* START Input for this task *

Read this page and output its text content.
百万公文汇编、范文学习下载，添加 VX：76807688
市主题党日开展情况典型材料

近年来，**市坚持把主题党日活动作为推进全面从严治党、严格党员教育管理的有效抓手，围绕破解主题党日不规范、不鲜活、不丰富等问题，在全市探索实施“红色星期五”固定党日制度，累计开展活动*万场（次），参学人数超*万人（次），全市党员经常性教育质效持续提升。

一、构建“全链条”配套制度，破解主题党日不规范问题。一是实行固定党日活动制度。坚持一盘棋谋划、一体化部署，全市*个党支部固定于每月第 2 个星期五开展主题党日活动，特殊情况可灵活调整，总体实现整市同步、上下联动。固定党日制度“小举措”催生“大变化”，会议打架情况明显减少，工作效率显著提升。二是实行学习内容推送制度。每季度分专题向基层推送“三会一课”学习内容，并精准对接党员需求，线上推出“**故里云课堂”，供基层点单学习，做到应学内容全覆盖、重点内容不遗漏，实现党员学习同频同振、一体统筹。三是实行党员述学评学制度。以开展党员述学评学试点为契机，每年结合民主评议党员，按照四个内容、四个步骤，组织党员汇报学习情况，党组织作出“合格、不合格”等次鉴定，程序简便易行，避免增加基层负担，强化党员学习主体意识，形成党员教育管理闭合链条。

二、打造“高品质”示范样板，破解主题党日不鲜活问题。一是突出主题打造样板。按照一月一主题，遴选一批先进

* END Input for this task *
* START Input for this task *

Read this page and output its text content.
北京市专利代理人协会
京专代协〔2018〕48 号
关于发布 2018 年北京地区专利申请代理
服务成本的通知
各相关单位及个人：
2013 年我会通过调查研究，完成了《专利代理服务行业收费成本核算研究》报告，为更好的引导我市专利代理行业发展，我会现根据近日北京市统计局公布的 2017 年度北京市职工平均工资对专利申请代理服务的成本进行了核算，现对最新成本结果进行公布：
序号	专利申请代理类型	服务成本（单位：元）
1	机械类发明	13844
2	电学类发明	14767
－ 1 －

* END Input for this task *

* Exercise description:
Some lines of the data above may hold the word "固定党日制度"; report how many do, and nothing else.

* Solution to this exercise:
2